• [Your instructions] Type out the records that follow, exactly as given.

• [Input for this task]
[start]

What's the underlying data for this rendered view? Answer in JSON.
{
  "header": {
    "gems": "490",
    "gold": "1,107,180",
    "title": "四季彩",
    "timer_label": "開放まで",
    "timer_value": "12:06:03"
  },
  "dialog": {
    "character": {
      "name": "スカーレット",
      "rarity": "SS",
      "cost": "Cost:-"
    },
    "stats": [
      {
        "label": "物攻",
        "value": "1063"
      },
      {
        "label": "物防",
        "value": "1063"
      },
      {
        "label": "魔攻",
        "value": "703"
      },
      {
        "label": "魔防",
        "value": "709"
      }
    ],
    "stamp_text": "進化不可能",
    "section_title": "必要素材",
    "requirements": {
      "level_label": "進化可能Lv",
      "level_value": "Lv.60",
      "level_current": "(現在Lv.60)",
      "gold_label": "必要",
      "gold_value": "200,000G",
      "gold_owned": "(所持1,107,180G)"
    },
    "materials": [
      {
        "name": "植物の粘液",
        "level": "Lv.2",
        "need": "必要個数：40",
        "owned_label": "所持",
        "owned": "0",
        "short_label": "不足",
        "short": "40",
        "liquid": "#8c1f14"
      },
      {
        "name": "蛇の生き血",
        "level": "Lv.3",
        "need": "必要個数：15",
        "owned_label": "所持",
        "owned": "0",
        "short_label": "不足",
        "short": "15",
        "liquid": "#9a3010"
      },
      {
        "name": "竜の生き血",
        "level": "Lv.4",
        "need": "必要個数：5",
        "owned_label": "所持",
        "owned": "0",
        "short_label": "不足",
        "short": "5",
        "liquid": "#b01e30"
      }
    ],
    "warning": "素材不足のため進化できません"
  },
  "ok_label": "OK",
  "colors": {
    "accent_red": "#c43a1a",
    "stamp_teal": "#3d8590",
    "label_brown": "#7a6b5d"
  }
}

[end]

• [Task answer]
What's the underlying data for this rendered view? Answer in JSON.
{
  "header": {
    "gems": "490",
    "gold": "1,107,180",
    "title": "四季彩",
    "timer_label": "開放まで",
    "timer_value": "12:06:03"
  },
  "dialog": {
    "character": {
      "name": "スカーレット",
      "rarity": "SS",
      "cost": "Cost:-"
    },
    "stats": [
      {
        "label": "物攻",
        "value": "1063"
      },
      {
        "label": "物防",
        "value": "1063"
      },
      {
        "label": "魔攻",
        "value": "703"
      },
      {
        "label": "魔防",
        "value": "709"
      }
    ],
    "stamp_text": "進化不可能",
    "section_title": "必要素材",
    "requirements": {
      "level_label": "進化可能Lv",
      "level_value": "Lv.60",
      "level_current": "(現在Lv.60)",
      "gold_label": "必要",
      "gold_value": "200,000G",
      "gold_owned": "(所持1,107,180G)"
    },
    "materials": [
      {
        "name": "植物の粘液",
        "level": "Lv.2",
        "need": "必要個数：40",
        "owned_label": "所持",
        "owned": "0",
        "short_label": "不足",
        "short": "40",
        "liquid": "#8c1f14"
      },
      {
        "name": "蛇の生き血",
        "level": "Lv.3",
        "need": "必要個数：15",
        "owned_label": "所持",
        "owned": "0",
        "short_label": "不足",
        "short": "15",
        "liquid": "#9a3010"
      },
      {
        "name": "竜の生き血",
        "level": "Lv.4",
        "need": "必要個数：5",
        "owned_label": "所持",
        "owned": "0",
        "short_label": "不足",
        "short": "5",
        "liquid": "#b01e30"
      }
    ],
    "warning": "素材不足のため進化できません"
  },
  "ok_label": "OK",
  "colors": {
    "accent_red": "#c43a1a",
    "stamp_teal": "#3d8590",
    "label_brown": "#7a6b5d"
  }
}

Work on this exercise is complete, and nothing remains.